→ PROBLEM DETAILS:
Find every line in the records that holds the string "this". Copy each one.

→ EXTRACTED RECORDS:
..............................

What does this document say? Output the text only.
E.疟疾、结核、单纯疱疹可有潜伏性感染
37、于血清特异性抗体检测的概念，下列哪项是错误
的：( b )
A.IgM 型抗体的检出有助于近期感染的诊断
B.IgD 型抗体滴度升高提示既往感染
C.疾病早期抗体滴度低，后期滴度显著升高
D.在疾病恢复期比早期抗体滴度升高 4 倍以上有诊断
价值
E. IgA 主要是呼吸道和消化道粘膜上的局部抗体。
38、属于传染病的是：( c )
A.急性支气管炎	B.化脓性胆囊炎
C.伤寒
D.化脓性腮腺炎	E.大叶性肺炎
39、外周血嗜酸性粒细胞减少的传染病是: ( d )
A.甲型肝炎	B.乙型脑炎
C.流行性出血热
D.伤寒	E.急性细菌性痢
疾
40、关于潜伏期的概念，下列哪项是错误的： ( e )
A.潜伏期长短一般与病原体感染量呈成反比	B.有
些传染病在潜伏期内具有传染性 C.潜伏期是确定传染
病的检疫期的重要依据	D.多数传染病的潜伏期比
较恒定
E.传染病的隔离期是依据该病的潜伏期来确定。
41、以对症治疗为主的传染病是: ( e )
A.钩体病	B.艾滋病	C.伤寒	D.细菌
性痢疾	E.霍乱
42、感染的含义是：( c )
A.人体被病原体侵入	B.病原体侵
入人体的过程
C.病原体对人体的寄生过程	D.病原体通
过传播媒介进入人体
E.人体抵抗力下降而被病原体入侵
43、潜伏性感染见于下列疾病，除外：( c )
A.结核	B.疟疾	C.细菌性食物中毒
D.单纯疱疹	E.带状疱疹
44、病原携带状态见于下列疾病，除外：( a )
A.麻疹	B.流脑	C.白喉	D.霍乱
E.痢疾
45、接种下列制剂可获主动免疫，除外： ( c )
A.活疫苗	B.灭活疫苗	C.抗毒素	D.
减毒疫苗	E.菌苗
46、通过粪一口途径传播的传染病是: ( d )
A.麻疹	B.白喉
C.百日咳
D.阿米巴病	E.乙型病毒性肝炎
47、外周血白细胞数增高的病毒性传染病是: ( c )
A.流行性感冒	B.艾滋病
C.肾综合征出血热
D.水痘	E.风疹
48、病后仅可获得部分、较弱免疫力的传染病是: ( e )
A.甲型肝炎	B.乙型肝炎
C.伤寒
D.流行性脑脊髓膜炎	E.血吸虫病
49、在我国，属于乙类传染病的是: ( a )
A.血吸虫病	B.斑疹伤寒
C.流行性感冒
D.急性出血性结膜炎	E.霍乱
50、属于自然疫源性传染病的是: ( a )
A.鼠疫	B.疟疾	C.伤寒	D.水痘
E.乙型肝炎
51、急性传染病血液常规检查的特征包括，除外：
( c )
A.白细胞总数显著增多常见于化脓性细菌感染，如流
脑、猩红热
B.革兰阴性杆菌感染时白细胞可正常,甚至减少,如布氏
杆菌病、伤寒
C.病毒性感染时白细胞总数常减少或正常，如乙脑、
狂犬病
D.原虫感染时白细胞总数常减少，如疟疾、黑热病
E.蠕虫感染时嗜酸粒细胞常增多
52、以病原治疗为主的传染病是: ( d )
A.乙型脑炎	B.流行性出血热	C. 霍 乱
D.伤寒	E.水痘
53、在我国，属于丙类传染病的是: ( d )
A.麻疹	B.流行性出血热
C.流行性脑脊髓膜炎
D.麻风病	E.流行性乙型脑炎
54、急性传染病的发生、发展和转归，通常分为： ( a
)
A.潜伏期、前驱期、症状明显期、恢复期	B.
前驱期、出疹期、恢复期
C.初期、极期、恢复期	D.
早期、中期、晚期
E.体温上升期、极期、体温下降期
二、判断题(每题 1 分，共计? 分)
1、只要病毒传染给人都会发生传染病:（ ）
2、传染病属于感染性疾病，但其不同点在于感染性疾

..............................

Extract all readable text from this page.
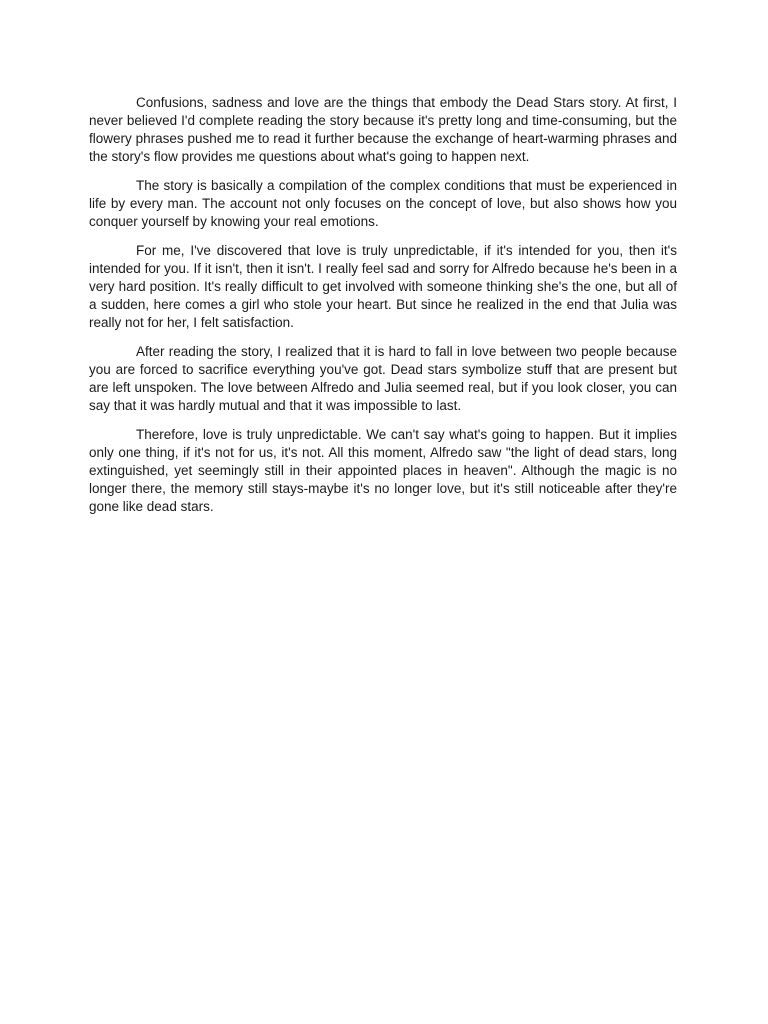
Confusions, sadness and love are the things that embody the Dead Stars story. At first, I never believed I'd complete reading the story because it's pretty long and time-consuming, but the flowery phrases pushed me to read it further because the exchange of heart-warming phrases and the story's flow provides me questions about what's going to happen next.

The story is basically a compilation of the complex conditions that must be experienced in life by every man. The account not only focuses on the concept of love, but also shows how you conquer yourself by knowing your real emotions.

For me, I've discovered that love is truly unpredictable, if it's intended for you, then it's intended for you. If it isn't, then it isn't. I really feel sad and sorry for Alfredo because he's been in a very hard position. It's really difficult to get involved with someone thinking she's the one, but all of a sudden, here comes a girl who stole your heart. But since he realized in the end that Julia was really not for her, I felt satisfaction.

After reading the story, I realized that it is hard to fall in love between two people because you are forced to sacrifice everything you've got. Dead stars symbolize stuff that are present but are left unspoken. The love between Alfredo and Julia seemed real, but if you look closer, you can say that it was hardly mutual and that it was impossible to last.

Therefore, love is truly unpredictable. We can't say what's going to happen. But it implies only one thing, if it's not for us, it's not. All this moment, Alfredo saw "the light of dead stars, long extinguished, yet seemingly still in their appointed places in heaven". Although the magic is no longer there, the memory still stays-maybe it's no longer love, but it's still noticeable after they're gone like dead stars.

..............................

→ SOLVED EXERCISE:
What does this document say? Output the text only.
Extract all readable text from this page.
Therefore, love is truly unpredictable. We can't say what's going to happen. But it implies only one thing, if it's not for us, it's not. All this moment, Alfredo saw "the light of dead stars, long extinguished, yet seemingly still in their appointed places in heaven". Although the magic is no longer there, the memory still stays-maybe it's no longer love, but it's still noticeable after they're gone like dead stars.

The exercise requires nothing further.